[Provided passage]

Based upon published guidelines,35 an a priori decision was made to consider 70% agreement between voters to be evidence of consensus, and 80% participation in voting on each particular question evidence of a robust vote. To reduce the risk of agreement bias, some statements were worded favorably and others unfavorably toward fluorescence imaging and/or ICG.

RESULTS

Ultimately, 20 of the 27 Advisory Board members of ISFGS attended the consensus meeting in Frankfurt. Since one of these 20 members was a nonsurgeon (K.W.), the final expert panel of voters consisted of 19 individuals, including 7 from Europe, 6 from North America, 4 from Asia-Pacific, and 2 from South America. Countries represented included 6 from the United States of America (USA), 3 from Japan, 2 each from Germany and France, 2 from Argentina, and 1 each from the Netherlands, Italy, and Australia. Further characteristics of the sample are summarized in Table 1. Note that 17 of 19 had academic appointments, and that, although 1 expert reported having not used ICG in the past year, he/she had extensively employed fluorescence imaging for guidance during surgery. Among the 19 respondents, only 2 reported having ever observed an adverse reaction to ICG, both of which were mild systemic allergic reactions.

[/Provided passage]

[Goal of the exercise]: Quote the passage above on the fluorescence imaging consensus meeting in full, word for word.

[Data excerpts]

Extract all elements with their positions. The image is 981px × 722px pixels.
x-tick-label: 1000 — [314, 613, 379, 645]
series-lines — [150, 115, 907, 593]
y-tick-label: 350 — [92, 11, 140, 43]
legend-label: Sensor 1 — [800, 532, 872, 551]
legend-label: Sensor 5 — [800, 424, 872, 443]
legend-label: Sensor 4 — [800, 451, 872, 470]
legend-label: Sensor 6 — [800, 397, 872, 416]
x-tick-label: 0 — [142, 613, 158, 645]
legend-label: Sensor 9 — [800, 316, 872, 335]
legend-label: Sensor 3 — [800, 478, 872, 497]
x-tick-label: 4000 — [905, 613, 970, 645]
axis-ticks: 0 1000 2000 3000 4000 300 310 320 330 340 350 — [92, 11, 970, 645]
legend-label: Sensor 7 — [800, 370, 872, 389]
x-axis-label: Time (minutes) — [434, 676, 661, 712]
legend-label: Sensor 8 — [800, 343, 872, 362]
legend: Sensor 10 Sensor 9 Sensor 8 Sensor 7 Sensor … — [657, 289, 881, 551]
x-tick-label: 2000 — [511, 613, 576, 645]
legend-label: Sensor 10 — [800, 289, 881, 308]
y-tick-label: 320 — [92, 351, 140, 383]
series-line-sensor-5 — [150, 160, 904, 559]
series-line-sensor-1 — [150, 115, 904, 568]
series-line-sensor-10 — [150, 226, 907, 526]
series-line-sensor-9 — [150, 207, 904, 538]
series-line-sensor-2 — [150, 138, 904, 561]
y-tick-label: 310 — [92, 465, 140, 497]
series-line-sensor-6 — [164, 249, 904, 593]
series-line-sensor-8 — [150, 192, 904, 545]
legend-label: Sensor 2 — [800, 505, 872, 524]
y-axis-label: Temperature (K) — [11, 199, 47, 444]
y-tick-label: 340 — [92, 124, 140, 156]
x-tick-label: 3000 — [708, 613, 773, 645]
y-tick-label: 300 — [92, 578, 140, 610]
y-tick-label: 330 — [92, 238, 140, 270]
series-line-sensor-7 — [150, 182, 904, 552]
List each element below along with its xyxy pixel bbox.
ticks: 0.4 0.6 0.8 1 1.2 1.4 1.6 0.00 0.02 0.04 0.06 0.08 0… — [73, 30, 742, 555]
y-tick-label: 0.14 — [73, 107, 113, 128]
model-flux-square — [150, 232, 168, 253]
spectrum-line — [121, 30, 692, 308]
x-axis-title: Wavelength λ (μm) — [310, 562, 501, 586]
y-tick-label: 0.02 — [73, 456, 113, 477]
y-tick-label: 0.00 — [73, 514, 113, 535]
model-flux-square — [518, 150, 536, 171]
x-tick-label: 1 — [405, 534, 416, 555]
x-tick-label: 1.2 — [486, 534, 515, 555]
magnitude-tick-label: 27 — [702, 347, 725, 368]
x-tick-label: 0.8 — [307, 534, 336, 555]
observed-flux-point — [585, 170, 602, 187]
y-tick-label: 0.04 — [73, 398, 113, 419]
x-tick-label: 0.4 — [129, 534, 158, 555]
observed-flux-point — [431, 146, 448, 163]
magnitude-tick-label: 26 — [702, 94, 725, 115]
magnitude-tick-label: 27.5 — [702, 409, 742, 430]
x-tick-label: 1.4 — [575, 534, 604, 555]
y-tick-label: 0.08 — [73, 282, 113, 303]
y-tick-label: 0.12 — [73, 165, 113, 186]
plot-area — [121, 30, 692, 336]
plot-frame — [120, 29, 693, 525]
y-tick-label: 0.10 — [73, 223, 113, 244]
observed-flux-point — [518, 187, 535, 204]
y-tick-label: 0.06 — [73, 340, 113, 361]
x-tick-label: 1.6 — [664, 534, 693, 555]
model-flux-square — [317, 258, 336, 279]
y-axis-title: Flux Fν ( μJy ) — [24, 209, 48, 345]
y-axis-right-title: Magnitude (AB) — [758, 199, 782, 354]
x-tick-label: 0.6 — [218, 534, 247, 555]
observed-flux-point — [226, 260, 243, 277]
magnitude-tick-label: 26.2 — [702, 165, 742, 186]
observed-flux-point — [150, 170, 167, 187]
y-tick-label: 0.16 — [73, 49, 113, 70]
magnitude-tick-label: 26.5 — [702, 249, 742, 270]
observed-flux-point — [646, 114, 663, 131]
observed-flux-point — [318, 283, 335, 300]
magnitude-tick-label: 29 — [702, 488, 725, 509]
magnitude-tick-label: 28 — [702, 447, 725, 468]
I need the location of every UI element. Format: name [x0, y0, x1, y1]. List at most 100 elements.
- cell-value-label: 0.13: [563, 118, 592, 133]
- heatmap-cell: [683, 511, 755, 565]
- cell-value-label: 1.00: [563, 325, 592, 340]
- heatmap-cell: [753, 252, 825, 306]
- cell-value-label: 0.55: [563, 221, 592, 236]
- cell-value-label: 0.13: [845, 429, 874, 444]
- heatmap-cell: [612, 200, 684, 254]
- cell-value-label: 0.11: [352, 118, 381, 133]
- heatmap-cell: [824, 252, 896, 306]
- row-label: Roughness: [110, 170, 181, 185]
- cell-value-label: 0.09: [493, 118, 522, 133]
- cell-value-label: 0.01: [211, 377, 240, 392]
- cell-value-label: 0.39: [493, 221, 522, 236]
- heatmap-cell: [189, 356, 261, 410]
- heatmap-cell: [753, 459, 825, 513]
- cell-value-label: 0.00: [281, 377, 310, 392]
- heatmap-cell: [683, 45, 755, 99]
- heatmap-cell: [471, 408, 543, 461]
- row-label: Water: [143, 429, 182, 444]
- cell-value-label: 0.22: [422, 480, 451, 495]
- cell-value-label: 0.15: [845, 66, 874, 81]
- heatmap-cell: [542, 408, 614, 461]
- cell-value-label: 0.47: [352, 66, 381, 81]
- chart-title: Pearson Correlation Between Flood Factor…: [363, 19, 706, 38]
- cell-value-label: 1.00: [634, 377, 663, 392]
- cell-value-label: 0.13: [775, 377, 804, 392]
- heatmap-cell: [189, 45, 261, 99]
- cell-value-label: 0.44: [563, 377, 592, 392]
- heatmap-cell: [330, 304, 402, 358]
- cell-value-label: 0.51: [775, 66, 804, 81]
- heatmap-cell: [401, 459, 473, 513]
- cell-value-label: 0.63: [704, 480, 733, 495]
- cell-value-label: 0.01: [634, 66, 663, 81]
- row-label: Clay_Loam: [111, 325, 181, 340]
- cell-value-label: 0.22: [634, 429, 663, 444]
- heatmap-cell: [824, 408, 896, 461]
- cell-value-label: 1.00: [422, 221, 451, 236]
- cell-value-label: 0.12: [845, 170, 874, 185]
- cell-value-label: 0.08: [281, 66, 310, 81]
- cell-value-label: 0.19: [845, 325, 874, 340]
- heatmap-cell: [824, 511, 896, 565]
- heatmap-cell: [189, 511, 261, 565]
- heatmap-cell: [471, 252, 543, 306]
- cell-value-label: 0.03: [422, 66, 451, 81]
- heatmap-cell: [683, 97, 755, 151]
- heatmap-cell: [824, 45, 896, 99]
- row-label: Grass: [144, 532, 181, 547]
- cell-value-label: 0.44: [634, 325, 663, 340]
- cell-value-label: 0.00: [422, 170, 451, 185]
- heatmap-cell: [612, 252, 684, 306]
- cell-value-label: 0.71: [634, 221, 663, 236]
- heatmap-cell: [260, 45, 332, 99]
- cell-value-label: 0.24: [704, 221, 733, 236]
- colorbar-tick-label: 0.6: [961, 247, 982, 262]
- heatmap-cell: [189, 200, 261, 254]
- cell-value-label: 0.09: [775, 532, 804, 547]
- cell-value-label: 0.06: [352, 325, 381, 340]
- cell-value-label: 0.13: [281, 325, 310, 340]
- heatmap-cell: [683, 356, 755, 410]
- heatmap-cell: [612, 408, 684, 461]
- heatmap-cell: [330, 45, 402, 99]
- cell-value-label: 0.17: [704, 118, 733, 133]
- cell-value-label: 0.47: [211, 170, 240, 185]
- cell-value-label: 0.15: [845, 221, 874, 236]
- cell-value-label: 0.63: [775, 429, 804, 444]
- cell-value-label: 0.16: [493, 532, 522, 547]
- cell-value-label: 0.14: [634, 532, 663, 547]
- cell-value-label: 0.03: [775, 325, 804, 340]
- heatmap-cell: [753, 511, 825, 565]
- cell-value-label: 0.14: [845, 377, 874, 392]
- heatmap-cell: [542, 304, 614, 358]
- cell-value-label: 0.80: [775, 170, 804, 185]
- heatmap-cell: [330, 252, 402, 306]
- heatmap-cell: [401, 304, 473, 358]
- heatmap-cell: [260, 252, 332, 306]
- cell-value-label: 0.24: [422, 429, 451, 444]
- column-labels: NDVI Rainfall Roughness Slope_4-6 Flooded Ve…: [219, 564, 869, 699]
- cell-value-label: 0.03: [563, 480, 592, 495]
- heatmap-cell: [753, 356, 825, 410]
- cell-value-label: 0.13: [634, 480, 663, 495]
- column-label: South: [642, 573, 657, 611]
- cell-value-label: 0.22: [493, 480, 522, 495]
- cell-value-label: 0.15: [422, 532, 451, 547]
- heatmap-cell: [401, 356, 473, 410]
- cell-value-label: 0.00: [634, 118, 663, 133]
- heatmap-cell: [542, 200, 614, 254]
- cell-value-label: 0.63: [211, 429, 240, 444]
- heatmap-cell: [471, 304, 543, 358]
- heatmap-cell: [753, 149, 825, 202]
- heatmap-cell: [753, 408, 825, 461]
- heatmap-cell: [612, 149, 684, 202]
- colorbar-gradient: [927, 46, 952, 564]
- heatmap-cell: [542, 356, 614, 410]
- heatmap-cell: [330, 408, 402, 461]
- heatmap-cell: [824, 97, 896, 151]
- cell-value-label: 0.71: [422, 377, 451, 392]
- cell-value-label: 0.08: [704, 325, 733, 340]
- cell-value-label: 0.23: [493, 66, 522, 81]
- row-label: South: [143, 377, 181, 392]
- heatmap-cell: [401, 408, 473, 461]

[/Data excerpts]

[Result]:
Based upon published guidelines,35 an a priori decision was made to consider 70% agreement between voters to be evidence of consensus, and 80% participation in voting on each particular question evidence of a robust vote. To reduce the risk of agreement bias, some statements were worded favorably and others unfavorably toward fluorescence imaging and/or ICG.

RESULTS

Ultimately, 20 of the 27 Advisory Board members of ISFGS attended the consensus meeting in Frankfurt. Since one of these 20 members was a nonsurgeon (K.W.), the final expert panel of voters consisted of 19 individuals, including 7 from Europe, 6 from North America, 4 from Asia-Pacific, and 2 from South America. Countries represented included 6 from the United States of America (USA), 3 from Japan, 2 each from Germany and France, 2 from Argentina, and 1 each from the Netherlands, Italy, and Australia. Further characteristics of the sample are summarized in Table 1. Note that 17 of 19 had academic appointments, and that, although 1 expert reported having not used ICG in the past year, he/she had extensively employed fluorescence imaging for guidance during surgery. Among the 19 respondents, only 2 reported having ever observed an adverse reaction to ICG, both of which were mild systemic allergic reactions.